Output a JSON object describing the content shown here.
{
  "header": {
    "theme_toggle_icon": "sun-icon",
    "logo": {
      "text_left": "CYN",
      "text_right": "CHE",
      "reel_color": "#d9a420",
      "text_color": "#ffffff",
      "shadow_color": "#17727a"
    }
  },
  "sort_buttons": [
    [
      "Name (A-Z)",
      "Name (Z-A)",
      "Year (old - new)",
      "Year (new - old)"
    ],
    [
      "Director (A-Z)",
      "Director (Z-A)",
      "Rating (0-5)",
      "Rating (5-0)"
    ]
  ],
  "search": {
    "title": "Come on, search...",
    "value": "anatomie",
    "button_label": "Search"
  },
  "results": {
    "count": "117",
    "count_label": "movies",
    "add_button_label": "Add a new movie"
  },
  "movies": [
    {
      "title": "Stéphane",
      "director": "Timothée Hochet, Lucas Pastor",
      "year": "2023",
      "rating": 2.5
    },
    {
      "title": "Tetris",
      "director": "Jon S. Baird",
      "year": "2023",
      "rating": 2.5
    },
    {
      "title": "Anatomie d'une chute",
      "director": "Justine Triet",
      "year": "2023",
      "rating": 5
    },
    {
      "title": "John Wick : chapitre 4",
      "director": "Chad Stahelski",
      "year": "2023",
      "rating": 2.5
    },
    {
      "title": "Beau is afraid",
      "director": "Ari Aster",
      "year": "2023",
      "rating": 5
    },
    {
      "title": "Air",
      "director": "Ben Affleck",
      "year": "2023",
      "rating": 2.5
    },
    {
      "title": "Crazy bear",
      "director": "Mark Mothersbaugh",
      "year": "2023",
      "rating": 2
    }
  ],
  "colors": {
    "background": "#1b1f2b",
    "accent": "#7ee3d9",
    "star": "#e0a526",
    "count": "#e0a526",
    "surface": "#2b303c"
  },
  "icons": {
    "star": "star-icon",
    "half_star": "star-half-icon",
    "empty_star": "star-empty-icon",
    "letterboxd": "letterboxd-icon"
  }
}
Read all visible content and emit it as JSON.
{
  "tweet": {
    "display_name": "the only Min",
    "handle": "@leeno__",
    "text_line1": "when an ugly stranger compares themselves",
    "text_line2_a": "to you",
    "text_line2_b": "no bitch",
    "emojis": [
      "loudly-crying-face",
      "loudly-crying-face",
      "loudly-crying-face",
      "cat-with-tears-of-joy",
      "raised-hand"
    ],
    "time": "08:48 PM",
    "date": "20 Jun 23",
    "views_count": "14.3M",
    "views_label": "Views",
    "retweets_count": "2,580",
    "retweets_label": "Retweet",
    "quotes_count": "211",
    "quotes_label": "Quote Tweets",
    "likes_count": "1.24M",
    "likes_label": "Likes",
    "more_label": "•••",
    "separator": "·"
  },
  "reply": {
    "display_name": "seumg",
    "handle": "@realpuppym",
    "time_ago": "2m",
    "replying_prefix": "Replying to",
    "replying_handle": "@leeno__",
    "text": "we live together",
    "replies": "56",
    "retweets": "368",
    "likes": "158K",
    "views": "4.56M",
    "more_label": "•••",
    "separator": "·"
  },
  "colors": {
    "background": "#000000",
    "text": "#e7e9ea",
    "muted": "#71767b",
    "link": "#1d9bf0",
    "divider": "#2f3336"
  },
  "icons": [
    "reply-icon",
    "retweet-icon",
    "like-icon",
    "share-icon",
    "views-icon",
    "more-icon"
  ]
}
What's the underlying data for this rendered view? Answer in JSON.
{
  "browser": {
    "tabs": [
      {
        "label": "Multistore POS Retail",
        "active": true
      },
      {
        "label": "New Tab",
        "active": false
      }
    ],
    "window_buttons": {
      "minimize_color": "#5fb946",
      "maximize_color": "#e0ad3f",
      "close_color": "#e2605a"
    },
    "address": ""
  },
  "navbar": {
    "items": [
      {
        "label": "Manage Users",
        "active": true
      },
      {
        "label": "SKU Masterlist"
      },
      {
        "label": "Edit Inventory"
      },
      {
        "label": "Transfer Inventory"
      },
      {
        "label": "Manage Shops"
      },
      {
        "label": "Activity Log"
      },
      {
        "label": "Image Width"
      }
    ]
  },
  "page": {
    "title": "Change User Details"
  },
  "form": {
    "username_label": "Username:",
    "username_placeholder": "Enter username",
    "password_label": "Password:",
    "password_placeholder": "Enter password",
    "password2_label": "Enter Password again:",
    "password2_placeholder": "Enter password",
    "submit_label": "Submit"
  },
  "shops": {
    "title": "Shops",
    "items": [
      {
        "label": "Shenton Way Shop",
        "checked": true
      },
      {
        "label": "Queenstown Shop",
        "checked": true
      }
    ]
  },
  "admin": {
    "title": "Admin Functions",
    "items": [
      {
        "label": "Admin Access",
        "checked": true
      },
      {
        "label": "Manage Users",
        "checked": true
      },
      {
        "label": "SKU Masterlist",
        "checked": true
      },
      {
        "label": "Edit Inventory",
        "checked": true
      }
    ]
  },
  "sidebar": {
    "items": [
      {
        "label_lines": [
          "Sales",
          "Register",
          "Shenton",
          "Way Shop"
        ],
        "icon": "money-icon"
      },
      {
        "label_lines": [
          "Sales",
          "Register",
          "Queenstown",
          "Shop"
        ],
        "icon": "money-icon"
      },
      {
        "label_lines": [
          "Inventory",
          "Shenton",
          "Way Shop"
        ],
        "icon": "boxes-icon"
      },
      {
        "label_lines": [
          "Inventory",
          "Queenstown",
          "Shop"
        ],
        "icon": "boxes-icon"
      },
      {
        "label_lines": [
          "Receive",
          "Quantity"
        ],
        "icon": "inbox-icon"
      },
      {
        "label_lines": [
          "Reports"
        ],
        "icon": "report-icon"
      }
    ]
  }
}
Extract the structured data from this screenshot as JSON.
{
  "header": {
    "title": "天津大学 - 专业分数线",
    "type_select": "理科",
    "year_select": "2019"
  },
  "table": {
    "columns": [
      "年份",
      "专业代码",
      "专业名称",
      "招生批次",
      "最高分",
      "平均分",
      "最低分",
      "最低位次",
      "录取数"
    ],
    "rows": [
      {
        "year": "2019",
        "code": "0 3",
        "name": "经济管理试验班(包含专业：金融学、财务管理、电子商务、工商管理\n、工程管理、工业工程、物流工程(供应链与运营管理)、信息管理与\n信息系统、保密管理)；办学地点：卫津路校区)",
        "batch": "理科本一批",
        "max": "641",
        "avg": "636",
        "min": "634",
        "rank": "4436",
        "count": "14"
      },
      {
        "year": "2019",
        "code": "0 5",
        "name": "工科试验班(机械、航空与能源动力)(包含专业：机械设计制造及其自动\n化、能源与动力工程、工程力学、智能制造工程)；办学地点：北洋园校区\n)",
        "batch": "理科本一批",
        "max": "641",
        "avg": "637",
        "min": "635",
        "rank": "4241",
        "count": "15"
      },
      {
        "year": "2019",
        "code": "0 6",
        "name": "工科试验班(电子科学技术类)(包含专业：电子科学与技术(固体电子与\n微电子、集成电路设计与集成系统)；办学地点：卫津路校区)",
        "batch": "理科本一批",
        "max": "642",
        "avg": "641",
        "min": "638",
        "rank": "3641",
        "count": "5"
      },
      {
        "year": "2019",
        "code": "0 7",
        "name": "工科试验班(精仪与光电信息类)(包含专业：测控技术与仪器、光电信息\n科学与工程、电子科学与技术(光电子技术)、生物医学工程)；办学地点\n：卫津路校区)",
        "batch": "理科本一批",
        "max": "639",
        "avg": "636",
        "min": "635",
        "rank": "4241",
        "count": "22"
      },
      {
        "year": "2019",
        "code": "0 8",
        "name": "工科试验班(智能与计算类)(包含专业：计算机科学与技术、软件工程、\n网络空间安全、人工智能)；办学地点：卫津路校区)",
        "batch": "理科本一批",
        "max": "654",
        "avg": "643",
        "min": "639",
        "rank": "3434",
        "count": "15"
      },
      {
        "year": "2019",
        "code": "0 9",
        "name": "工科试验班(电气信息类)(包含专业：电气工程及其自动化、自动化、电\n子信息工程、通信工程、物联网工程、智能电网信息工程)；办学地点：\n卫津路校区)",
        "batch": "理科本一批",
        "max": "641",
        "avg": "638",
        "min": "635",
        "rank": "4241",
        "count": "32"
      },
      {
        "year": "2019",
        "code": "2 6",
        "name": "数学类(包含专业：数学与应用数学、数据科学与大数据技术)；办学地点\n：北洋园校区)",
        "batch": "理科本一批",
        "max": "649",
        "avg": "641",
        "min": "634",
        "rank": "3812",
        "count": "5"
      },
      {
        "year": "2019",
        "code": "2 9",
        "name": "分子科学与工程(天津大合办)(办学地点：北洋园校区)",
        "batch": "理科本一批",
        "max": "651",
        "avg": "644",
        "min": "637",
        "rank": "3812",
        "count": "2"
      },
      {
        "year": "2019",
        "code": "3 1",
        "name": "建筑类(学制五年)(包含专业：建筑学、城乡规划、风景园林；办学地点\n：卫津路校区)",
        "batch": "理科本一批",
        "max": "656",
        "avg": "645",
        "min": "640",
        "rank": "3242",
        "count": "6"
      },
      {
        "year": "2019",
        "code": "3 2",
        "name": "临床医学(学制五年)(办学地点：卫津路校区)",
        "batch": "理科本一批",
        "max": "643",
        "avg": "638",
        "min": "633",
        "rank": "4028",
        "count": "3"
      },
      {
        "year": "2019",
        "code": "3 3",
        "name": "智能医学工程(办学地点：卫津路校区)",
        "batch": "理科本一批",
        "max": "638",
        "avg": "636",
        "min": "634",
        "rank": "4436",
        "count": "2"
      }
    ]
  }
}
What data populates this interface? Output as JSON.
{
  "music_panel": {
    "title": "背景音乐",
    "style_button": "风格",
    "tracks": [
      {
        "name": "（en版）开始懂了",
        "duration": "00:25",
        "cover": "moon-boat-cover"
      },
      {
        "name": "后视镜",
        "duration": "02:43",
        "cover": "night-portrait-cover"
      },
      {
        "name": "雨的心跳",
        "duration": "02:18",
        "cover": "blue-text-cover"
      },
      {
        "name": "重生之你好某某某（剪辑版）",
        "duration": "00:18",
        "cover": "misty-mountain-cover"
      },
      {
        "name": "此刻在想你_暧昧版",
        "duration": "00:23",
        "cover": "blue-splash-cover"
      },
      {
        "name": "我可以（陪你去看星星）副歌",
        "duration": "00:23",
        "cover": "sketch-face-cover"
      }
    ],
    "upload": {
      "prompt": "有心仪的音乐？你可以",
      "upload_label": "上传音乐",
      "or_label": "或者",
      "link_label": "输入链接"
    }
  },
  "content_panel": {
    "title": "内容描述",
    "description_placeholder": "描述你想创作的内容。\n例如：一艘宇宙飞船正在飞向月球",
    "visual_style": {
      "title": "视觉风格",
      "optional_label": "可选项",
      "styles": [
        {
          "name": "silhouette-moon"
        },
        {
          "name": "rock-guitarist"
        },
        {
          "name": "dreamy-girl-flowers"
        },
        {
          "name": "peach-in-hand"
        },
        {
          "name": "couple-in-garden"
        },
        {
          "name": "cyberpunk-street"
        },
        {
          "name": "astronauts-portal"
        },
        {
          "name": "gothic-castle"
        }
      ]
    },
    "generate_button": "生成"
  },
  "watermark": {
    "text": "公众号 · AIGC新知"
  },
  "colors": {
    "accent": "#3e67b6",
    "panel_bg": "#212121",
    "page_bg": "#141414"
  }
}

────────────────────────────────────────

= Task brief =
Where does the word "What" appear? Return each line that holds it.

= Worked solution =
What's the underlying data for this rendered view? Answer in JSON.
What data populates this interface? Output as JSON.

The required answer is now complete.